* _What you have to do_:
The listing beneath should be written out in full, exactly as shown.

* _Stored rows_:
Begin

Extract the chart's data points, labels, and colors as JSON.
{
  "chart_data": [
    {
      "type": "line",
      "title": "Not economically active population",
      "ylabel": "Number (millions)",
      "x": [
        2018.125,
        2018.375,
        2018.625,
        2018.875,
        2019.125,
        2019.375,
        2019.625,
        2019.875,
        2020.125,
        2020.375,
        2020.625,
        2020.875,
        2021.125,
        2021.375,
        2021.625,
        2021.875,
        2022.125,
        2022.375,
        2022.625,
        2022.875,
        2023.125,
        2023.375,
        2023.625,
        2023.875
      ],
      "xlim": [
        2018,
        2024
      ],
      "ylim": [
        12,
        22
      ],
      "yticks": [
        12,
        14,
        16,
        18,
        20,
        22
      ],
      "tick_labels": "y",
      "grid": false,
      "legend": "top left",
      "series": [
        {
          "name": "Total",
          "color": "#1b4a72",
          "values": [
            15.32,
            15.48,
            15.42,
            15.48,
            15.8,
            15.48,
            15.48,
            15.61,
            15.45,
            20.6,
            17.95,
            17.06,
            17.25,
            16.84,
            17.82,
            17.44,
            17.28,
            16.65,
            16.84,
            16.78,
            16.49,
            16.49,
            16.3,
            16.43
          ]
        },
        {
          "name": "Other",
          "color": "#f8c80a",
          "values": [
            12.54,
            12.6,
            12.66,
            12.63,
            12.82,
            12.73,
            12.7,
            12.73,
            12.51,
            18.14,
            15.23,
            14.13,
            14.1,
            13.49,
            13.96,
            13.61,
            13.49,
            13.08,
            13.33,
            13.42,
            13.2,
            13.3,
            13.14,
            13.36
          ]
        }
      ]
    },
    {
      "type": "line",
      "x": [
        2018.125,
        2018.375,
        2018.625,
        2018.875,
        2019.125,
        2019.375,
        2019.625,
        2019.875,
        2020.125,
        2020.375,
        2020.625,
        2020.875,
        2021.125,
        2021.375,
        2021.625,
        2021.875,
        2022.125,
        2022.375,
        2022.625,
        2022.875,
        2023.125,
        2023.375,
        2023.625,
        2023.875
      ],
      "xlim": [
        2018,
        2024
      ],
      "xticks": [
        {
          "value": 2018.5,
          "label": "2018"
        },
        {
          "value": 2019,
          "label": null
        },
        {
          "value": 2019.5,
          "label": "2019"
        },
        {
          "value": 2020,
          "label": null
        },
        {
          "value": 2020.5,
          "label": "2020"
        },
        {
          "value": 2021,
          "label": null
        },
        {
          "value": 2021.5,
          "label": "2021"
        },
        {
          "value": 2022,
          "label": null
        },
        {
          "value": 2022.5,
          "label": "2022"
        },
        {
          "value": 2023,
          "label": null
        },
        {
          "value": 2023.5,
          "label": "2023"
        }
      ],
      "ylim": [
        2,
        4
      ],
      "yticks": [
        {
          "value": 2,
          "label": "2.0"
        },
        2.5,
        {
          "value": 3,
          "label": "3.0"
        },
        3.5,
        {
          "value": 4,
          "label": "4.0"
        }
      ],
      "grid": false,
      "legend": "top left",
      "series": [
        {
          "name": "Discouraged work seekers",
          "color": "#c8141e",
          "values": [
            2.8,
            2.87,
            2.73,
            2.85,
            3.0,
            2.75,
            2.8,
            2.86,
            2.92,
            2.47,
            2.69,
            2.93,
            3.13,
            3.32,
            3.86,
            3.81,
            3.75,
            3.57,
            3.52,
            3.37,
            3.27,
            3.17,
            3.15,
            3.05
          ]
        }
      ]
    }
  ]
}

End

* _Answer for this exercise_:
Extract the chart's data points, labels, and colors as JSON.
{
  "chart_data": [
    {
      "type": "line",
      "title": "Not economically active population",
      "ylabel": "Number (millions)",
      "x": [
        2018.125,
        2018.375,
        2018.625,
        2018.875,
        2019.125,
        2019.375,
        2019.625,
        2019.875,
        2020.125,
        2020.375,
        2020.625,
        2020.875,
        2021.125,
        2021.375,
        2021.625,
        2021.875,
        2022.125,
        2022.375,
        2022.625,
        2022.875,
        2023.125,
        2023.375,
        2023.625,
        2023.875
      ],
      "xlim": [
        2018,
        2024
      ],
      "ylim": [
        12,
        22
      ],
      "yticks": [
        12,
        14,
        16,
        18,
        20,
        22
      ],
      "tick_labels": "y",
      "grid": false,
      "legend": "top left",
      "series": [
        {
          "name": "Total",
          "color": "#1b4a72",
          "values": [
            15.32,
            15.48,
            15.42,
            15.48,
            15.8,
            15.48,
            15.48,
            15.61,
            15.45,
            20.6,
            17.95,
            17.06,
            17.25,
            16.84,
            17.82,
            17.44,
            17.28,
            16.65,
            16.84,
            16.78,
            16.49,
            16.49,
            16.3,
            16.43
          ]
        },
        {
          "name": "Other",
          "color": "#f8c80a",
          "values": [
            12.54,
            12.6,
            12.66,
            12.63,
            12.82,
            12.73,
            12.7,
            12.73,
            12.51,
            18.14,
            15.23,
            14.13,
            14.1,
            13.49,
            13.96,
            13.61,
            13.49,
            13.08,
            13.33,
            13.42,
            13.2,
            13.3,
            13.14,
            13.36
          ]
        }
      ]
    },
    {
      "type": "line",
      "x": [
        2018.125,
        2018.375,
        2018.625,
        2018.875,
        2019.125,
        2019.375,
        2019.625,
        2019.875,
        2020.125,
        2020.375,
        2020.625,
        2020.875,
        2021.125,
        2021.375,
        2021.625,
        2021.875,
        2022.125,
        2022.375,
        2022.625,
        2022.875,
        2023.125,
        2023.375,
        2023.625,
        2023.875
      ],
      "xlim": [
        2018,
        2024
      ],
      "xticks": [
        {
          "value": 2018.5,
          "label": "2018"
        },
        {
          "value": 2019,
          "label": null
        },
        {
          "value": 2019.5,
          "label": "2019"
        },
        {
          "value": 2020,
          "label": null
        },
        {
          "value": 2020.5,
          "label": "2020"
        },
        {
          "value": 2021,
          "label": null
        },
        {
          "value": 2021.5,
          "label": "2021"
        },
        {
          "value": 2022,
          "label": null
        },
        {
          "value": 2022.5,
          "label": "2022"
        },
        {
          "value": 2023,
          "label": null
        },
        {
          "value": 2023.5,
          "label": "2023"
        }
      ],
      "ylim": [
        2,
        4
      ],
      "yticks": [
        {
          "value": 2,
          "label": "2.0"
        },
        2.5,
        {
          "value": 3,
          "label": "3.0"
        },
        3.5,
        {
          "value": 4,
          "label": "4.0"
        }
      ],
      "grid": false,
      "legend": "top left",
      "series": [
        {
          "name": "Discouraged work seekers",
          "color": "#c8141e",
          "values": [
            2.8,
            2.87,
            2.73,
            2.85,
            3.0,
            2.75,
            2.8,
            2.86,
            2.92,
            2.47,
            2.69,
            2.93,
            3.13,
            3.32,
            3.86,
            3.81,
            3.75,
            3.57,
            3.52,
            3.37,
            3.27,
            3.17,
            3.15,
            3.05
          ]
        }
      ]
    }
  ]
}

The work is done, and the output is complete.